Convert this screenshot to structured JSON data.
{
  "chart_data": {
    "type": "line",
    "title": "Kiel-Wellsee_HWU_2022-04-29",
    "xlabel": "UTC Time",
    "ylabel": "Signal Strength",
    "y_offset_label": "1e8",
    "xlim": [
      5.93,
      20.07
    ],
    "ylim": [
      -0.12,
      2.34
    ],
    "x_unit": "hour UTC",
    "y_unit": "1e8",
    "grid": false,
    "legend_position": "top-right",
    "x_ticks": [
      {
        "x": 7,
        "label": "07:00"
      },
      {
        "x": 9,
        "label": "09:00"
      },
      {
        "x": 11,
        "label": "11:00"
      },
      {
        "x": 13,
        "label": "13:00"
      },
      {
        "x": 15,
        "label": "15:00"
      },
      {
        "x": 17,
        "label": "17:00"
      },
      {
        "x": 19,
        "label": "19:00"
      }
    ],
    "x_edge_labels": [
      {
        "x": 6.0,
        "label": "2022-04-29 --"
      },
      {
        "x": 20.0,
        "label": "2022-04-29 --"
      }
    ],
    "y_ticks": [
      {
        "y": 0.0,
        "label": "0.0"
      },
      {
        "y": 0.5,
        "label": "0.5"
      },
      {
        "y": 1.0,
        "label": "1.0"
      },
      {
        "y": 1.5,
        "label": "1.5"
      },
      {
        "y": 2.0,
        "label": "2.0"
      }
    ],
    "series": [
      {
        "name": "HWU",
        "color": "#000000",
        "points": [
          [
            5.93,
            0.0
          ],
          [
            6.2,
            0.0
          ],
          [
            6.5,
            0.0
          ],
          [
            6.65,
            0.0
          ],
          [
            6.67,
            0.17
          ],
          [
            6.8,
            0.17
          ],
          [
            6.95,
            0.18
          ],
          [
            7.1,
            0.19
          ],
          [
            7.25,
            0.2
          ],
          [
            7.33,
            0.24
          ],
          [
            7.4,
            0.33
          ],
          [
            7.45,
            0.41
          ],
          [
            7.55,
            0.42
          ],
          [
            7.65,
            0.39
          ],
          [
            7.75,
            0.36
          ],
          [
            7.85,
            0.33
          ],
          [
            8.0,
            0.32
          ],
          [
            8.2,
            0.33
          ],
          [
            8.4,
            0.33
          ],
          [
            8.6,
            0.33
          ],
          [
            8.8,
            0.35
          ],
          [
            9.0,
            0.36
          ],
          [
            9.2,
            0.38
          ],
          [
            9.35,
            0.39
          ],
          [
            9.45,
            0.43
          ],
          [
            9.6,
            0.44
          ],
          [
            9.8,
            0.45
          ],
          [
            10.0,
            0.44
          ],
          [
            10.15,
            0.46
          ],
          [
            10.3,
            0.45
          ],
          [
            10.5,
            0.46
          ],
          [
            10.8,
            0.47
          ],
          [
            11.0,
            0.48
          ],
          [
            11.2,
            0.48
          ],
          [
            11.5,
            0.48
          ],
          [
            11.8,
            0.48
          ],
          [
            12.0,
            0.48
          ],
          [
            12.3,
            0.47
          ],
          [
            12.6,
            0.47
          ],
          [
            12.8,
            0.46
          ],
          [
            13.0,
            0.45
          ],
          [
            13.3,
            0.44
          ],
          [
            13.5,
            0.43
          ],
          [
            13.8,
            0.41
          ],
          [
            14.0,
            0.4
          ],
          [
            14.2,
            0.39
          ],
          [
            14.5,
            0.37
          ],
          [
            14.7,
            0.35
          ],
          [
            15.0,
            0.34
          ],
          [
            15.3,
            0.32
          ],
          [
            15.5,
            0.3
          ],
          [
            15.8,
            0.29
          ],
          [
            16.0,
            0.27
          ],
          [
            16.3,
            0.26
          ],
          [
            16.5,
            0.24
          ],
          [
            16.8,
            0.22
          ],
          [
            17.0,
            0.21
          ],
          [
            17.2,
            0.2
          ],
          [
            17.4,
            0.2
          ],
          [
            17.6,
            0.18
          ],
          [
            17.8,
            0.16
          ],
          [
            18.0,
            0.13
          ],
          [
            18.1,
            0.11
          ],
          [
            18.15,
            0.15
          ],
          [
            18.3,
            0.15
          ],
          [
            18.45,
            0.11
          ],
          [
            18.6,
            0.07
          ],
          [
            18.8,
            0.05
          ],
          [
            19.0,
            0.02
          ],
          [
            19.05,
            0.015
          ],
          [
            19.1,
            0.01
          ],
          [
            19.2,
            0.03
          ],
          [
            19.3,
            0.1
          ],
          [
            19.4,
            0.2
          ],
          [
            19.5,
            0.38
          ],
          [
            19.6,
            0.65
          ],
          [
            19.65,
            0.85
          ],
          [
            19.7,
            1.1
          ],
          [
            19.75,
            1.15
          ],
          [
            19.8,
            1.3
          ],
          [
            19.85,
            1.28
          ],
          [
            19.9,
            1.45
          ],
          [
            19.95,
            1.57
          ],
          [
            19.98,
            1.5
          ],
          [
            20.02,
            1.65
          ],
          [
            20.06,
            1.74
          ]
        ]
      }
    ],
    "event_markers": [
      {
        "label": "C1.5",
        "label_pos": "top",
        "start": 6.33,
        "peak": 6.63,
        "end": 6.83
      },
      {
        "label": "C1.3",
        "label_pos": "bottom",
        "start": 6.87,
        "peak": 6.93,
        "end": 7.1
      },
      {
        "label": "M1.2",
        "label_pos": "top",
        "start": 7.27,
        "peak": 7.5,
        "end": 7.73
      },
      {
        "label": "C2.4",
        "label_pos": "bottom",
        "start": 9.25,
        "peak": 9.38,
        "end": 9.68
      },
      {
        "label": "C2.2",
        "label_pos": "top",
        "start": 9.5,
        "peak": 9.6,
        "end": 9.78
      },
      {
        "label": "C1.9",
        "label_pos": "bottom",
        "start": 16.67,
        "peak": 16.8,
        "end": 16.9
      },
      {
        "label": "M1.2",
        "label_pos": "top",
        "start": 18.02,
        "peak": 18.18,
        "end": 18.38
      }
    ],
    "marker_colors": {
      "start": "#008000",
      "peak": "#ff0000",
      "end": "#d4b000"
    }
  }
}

============================================================

## [Problem to work on]
Copy out each record, keeping every word as it is.

## [Answer to the task]
Convert this screenshot to structured JSON data.
{
  "chart_data": {
    "type": "line",
    "title": "Kiel-Wellsee_HWU_2022-04-29",
    "xlabel": "UTC Time",
    "ylabel": "Signal Strength",
    "y_offset_label": "1e8",
    "xlim": [
      5.93,
      20.07
    ],
    "ylim": [
      -0.12,
      2.34
    ],
    "x_unit": "hour UTC",
    "y_unit": "1e8",
    "grid": false,
    "legend_position": "top-right",
    "x_ticks": [
      {
        "x": 7,
        "label": "07:00"
      },
      {
        "x": 9,
        "label": "09:00"
      },
      {
        "x": 11,
        "label": "11:00"
      },
      {
        "x": 13,
        "label": "13:00"
      },
      {
        "x": 15,
        "label": "15:00"
      },
      {
        "x": 17,
        "label": "17:00"
      },
      {
        "x": 19,
        "label": "19:00"
      }
    ],
    "x_edge_labels": [
      {
        "x": 6.0,
        "label": "2022-04-29 --"
      },
      {
        "x": 20.0,
        "label": "2022-04-29 --"
      }
    ],
    "y_ticks": [
      {
        "y": 0.0,
        "label": "0.0"
      },
      {
        "y": 0.5,
        "label": "0.5"
      },
      {
        "y": 1.0,
        "label": "1.0"
      },
      {
        "y": 1.5,
        "label": "1.5"
      },
      {
        "y": 2.0,
        "label": "2.0"
      }
    ],
    "series": [
      {
        "name": "HWU",
        "color": "#000000",
        "points": [
          [
            5.93,
            0.0
          ],
          [
            6.2,
            0.0
          ],
          [
            6.5,
            0.0
          ],
          [
            6.65,
            0.0
          ],
          [
            6.67,
            0.17
          ],
          [
            6.8,
            0.17
          ],
          [
            6.95,
            0.18
          ],
          [
            7.1,
            0.19
          ],
          [
            7.25,
            0.2
          ],
          [
            7.33,
            0.24
          ],
          [
            7.4,
            0.33
          ],
          [
            7.45,
            0.41
          ],
          [
            7.55,
            0.42
          ],
          [
            7.65,
            0.39
          ],
          [
            7.75,
            0.36
          ],
          [
            7.85,
            0.33
          ],
          [
            8.0,
            0.32
          ],
          [
            8.2,
            0.33
          ],
          [
            8.4,
            0.33
          ],
          [
            8.6,
            0.33
          ],
          [
            8.8,
            0.35
          ],
          [
            9.0,
            0.36
          ],
          [
            9.2,
            0.38
          ],
          [
            9.35,
            0.39
          ],
          [
            9.45,
            0.43
          ],
          [
            9.6,
            0.44
          ],
          [
            9.8,
            0.45
          ],
          [
            10.0,
            0.44
          ],
          [
            10.15,
            0.46
          ],
          [
            10.3,
            0.45
          ],
          [
            10.5,
            0.46
          ],
          [
            10.8,
            0.47
          ],
          [
            11.0,
            0.48
          ],
          [
            11.2,
            0.48
          ],
          [
            11.5,
            0.48
          ],
          [
            11.8,
            0.48
          ],
          [
            12.0,
            0.48
          ],
          [
            12.3,
            0.47
          ],
          [
            12.6,
            0.47
          ],
          [
            12.8,
            0.46
          ],
          [
            13.0,
            0.45
          ],
          [
            13.3,
            0.44
          ],
          [
            13.5,
            0.43
          ],
          [
            13.8,
            0.41
          ],
          [
            14.0,
            0.4
          ],
          [
            14.2,
            0.39
          ],
          [
            14.5,
            0.37
          ],
          [
            14.7,
            0.35
          ],
          [
            15.0,
            0.34
          ],
          [
            15.3,
            0.32
          ],
          [
            15.5,
            0.3
          ],
          [
            15.8,
            0.29
          ],
          [
            16.0,
            0.27
          ],
          [
            16.3,
            0.26
          ],
          [
            16.5,
            0.24
          ],
          [
            16.8,
            0.22
          ],
          [
            17.0,
            0.21
          ],
          [
            17.2,
            0.2
          ],
          [
            17.4,
            0.2
          ],
          [
            17.6,
            0.18
          ],
          [
            17.8,
            0.16
          ],
          [
            18.0,
            0.13
          ],
          [
            18.1,
            0.11
          ],
          [
            18.15,
            0.15
          ],
          [
            18.3,
            0.15
          ],
          [
            18.45,
            0.11
          ],
          [
            18.6,
            0.07
          ],
          [
            18.8,
            0.05
          ],
          [
            19.0,
            0.02
          ],
          [
            19.05,
            0.015
          ],
          [
            19.1,
            0.01
          ],
          [
            19.2,
            0.03
          ],
          [
            19.3,
            0.1
          ],
          [
            19.4,
            0.2
          ],
          [
            19.5,
            0.38
          ],
          [
            19.6,
            0.65
          ],
          [
            19.65,
            0.85
          ],
          [
            19.7,
            1.1
          ],
          [
            19.75,
            1.15
          ],
          [
            19.8,
            1.3
          ],
          [
            19.85,
            1.28
          ],
          [
            19.9,
            1.45
          ],
          [
            19.95,
            1.57
          ],
          [
            19.98,
            1.5
          ],
          [
            20.02,
            1.65
          ],
          [
            20.06,
            1.74
          ]
        ]
      }
    ],
    "event_markers": [
      {
        "label": "C1.5",
        "label_pos": "top",
        "start": 6.33,
        "peak": 6.63,
        "end": 6.83
      },
      {
        "label": "C1.3",
        "label_pos": "bottom",
        "start": 6.87,
        "peak": 6.93,
        "end": 7.1
      },
      {
        "label": "M1.2",
        "label_pos": "top",
        "start": 7.27,
        "peak": 7.5,
        "end": 7.73
      },
      {
        "label": "C2.4",
        "label_pos": "bottom",
        "start": 9.25,
        "peak": 9.38,
        "end": 9.68
      },
      {
        "label": "C2.2",
        "label_pos": "top",
        "start": 9.5,
        "peak": 9.6,
        "end": 9.78
      },
      {
        "label": "C1.9",
        "label_pos": "bottom",
        "start": 16.67,
        "peak": 16.8,
        "end": 16.9
      },
      {
        "label": "M1.2",
        "label_pos": "top",
        "start": 18.02,
        "peak": 18.18,
        "end": 18.38
      }
    ],
    "marker_colors": {
      "start": "#008000",
      "peak": "#ff0000",
      "end": "#d4b000"
    }
  }
}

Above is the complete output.